→ **STATED PROBLEM**
Repeat all entries exactly.

→ **THE INPUT**
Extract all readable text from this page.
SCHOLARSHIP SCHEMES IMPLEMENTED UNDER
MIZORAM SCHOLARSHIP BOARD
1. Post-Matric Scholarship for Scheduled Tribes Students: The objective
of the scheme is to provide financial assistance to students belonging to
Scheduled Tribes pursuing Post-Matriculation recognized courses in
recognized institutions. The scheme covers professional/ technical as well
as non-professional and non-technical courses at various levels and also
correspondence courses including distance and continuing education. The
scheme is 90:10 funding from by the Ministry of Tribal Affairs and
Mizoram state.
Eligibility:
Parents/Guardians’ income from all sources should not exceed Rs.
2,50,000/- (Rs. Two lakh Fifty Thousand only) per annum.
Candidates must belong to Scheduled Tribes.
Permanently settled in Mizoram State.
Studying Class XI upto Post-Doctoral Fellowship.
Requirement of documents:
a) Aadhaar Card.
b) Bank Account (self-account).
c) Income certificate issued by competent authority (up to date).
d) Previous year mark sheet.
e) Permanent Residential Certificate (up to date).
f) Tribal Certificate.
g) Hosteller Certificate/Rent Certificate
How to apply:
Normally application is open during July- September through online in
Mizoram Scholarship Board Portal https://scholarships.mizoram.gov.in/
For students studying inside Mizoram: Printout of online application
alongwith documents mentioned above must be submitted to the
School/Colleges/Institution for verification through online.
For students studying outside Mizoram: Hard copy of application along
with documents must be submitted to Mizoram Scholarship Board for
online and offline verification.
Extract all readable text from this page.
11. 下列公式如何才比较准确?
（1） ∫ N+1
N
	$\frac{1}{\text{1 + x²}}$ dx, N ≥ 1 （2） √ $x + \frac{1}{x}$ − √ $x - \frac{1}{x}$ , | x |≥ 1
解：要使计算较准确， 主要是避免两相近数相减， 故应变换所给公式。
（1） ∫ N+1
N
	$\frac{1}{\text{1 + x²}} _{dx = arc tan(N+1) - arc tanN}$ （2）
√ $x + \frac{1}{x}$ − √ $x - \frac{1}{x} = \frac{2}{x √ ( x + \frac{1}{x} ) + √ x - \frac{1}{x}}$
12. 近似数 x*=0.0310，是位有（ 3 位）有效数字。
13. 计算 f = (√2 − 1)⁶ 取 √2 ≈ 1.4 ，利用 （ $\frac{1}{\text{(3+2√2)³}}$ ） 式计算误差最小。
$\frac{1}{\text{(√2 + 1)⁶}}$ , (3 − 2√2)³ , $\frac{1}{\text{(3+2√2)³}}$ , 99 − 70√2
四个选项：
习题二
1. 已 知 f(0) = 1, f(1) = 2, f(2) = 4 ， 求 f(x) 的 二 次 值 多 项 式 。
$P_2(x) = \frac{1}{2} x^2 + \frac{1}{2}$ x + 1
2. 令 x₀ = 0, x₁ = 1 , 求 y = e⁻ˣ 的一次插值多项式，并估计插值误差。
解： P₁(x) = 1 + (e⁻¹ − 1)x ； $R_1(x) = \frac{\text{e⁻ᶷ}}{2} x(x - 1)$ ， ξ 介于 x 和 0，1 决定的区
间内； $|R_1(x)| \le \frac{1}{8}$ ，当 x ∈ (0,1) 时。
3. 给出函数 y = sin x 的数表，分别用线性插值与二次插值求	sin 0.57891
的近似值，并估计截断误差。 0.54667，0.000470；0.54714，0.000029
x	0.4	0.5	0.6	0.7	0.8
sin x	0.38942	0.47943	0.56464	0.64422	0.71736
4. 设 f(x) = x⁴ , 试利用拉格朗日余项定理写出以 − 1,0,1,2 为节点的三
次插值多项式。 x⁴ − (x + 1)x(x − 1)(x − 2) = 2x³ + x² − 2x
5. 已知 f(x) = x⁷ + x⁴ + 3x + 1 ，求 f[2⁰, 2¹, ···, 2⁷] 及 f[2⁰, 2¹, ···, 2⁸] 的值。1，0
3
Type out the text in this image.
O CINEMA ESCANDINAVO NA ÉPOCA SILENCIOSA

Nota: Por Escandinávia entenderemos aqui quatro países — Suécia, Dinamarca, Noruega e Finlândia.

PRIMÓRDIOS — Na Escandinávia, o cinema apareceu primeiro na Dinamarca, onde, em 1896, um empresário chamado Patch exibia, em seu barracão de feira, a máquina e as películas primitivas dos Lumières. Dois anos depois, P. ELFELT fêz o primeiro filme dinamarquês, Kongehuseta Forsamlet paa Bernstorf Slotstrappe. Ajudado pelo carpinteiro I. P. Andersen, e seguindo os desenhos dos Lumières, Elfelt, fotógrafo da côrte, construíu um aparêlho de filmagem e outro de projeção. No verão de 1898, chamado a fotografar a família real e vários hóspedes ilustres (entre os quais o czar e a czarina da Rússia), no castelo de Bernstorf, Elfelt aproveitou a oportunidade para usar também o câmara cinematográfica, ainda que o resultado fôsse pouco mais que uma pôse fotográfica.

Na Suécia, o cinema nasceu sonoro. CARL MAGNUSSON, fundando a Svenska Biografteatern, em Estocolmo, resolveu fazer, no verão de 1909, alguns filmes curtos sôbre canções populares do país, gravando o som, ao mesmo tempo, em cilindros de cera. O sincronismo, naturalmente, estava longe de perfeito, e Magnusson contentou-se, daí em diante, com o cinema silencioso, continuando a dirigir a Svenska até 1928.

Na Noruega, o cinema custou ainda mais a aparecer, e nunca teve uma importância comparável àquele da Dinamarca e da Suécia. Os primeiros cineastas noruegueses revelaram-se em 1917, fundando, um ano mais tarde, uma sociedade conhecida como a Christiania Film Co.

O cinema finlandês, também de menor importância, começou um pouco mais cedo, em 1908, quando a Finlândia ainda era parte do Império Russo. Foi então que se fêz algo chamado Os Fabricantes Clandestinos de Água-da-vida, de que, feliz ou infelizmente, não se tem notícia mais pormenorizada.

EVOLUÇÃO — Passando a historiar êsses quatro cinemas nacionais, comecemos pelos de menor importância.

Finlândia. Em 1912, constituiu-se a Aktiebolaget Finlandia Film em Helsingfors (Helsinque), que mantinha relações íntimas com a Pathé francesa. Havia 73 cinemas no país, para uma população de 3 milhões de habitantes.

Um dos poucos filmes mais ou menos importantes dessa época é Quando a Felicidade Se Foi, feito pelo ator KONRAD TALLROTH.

→ **THE SOLUTION**
Extract all readable text from this page.
SCHOLARSHIP SCHEMES IMPLEMENTED UNDER
MIZORAM SCHOLARSHIP BOARD
1. Post-Matric Scholarship for Scheduled Tribes Students: The objective
of the scheme is to provide financial assistance to students belonging to
Scheduled Tribes pursuing Post-Matriculation recognized courses in
recognized institutions. The scheme covers professional/ technical as well
as non-professional and non-technical courses at various levels and also
correspondence courses including distance and continuing education. The
scheme is 90:10 funding from by the Ministry of Tribal Affairs and
Mizoram state.
Eligibility:
Parents/Guardians’ income from all sources should not exceed Rs.
2,50,000/- (Rs. Two lakh Fifty Thousand only) per annum.
Candidates must belong to Scheduled Tribes.
Permanently settled in Mizoram State.
Studying Class XI upto Post-Doctoral Fellowship.
Requirement of documents:
a) Aadhaar Card.
b) Bank Account (self-account).
c) Income certificate issued by competent authority (up to date).
d) Previous year mark sheet.
e) Permanent Residential Certificate (up to date).
f) Tribal Certificate.
g) Hosteller Certificate/Rent Certificate
How to apply:
Normally application is open during July- September through online in
Mizoram Scholarship Board Portal https://scholarships.mizoram.gov.in/
For students studying inside Mizoram: Printout of online application
alongwith documents mentioned above must be submitted to the
School/Colleges/Institution for verification through online.
For students studying outside Mizoram: Hard copy of application along
with documents must be submitted to Mizoram Scholarship Board for
online and offline verification.
Extract all readable text from this page.
11. 下列公式如何才比较准确?
（1） ∫ N+1
N
	$\frac{1}{\text{1 + x²}}$ dx, N ≥ 1 （2） √ $x + \frac{1}{x}$ − √ $x - \frac{1}{x}$ , | x |≥ 1
解：要使计算较准确， 主要是避免两相近数相减， 故应变换所给公式。
（1） ∫ N+1
N
	$\frac{1}{\text{1 + x²}} _{dx = arc tan(N+1) - arc tanN}$ （2）
√ $x + \frac{1}{x}$ − √ $x - \frac{1}{x} = \frac{2}{x √ ( x + \frac{1}{x} ) + √ x - \frac{1}{x}}$
12. 近似数 x*=0.0310，是位有（ 3 位）有效数字。
13. 计算 f = (√2 − 1)⁶ 取 √2 ≈ 1.4 ，利用 （ $\frac{1}{\text{(3+2√2)³}}$ ） 式计算误差最小。
$\frac{1}{\text{(√2 + 1)⁶}}$ , (3 − 2√2)³ , $\frac{1}{\text{(3+2√2)³}}$ , 99 − 70√2
四个选项：
习题二
1. 已 知 f(0) = 1, f(1) = 2, f(2) = 4 ， 求 f(x) 的 二 次 值 多 项 式 。
$P_2(x) = \frac{1}{2} x^2 + \frac{1}{2}$ x + 1
2. 令 x₀ = 0, x₁ = 1 , 求 y = e⁻ˣ 的一次插值多项式，并估计插值误差。
解： P₁(x) = 1 + (e⁻¹ − 1)x ； $R_1(x) = \frac{\text{e⁻ᶷ}}{2} x(x - 1)$ ， ξ 介于 x 和 0，1 决定的区
间内； $|R_1(x)| \le \frac{1}{8}$ ，当 x ∈ (0,1) 时。
3. 给出函数 y = sin x 的数表，分别用线性插值与二次插值求	sin 0.57891
的近似值，并估计截断误差。 0.54667，0.000470；0.54714，0.000029
x	0.4	0.5	0.6	0.7	0.8
sin x	0.38942	0.47943	0.56464	0.64422	0.71736
4. 设 f(x) = x⁴ , 试利用拉格朗日余项定理写出以 − 1,0,1,2 为节点的三
次插值多项式。 x⁴ − (x + 1)x(x − 1)(x − 2) = 2x³ + x² − 2x
5. 已知 f(x) = x⁷ + x⁴ + 3x + 1 ，求 f[2⁰, 2¹, ···, 2⁷] 及 f[2⁰, 2¹, ···, 2⁸] 的值。1，0
3
Type out the text in this image.
O CINEMA ESCANDINAVO NA ÉPOCA SILENCIOSA

Nota: Por Escandinávia entenderemos aqui quatro países — Suécia, Dinamarca, Noruega e Finlândia.

PRIMÓRDIOS — Na Escandinávia, o cinema apareceu primeiro na Dinamarca, onde, em 1896, um empresário chamado Patch exibia, em seu barracão de feira, a máquina e as películas primitivas dos Lumières. Dois anos depois, P. ELFELT fêz o primeiro filme dinamarquês, Kongehuseta Forsamlet paa Bernstorf Slotstrappe. Ajudado pelo carpinteiro I. P. Andersen, e seguindo os desenhos dos Lumières, Elfelt, fotógrafo da côrte, construíu um aparêlho de filmagem e outro de projeção. No verão de 1898, chamado a fotografar a família real e vários hóspedes ilustres (entre os quais o czar e a czarina da Rússia), no castelo de Bernstorf, Elfelt aproveitou a oportunidade para usar também o câmara cinematográfica, ainda que o resultado fôsse pouco mais que uma pôse fotográfica.

Na Suécia, o cinema nasceu sonoro. CARL MAGNUSSON, fundando a Svenska Biografteatern, em Estocolmo, resolveu fazer, no verão de 1909, alguns filmes curtos sôbre canções populares do país, gravando o som, ao mesmo tempo, em cilindros de cera. O sincronismo, naturalmente, estava longe de perfeito, e Magnusson contentou-se, daí em diante, com o cinema silencioso, continuando a dirigir a Svenska até 1928.

Na Noruega, o cinema custou ainda mais a aparecer, e nunca teve uma importância comparável àquele da Dinamarca e da Suécia. Os primeiros cineastas noruegueses revelaram-se em 1917, fundando, um ano mais tarde, uma sociedade conhecida como a Christiania Film Co.

O cinema finlandês, também de menor importância, começou um pouco mais cedo, em 1908, quando a Finlândia ainda era parte do Império Russo. Foi então que se fêz algo chamado Os Fabricantes Clandestinos de Água-da-vida, de que, feliz ou infelizmente, não se tem notícia mais pormenorizada.

EVOLUÇÃO — Passando a historiar êsses quatro cinemas nacionais, comecemos pelos de menor importância.

Finlândia. Em 1912, constituiu-se a Aktiebolaget Finlandia Film em Helsingfors (Helsinque), que mantinha relações íntimas com a Pathé francesa. Havia 73 cinemas no país, para uma população de 3 milhões de habitantes.

Um dos poucos filmes mais ou menos importantes dessa época é Quando a Felicidade Se Foi, feito pelo ator KONRAD TALLROTH.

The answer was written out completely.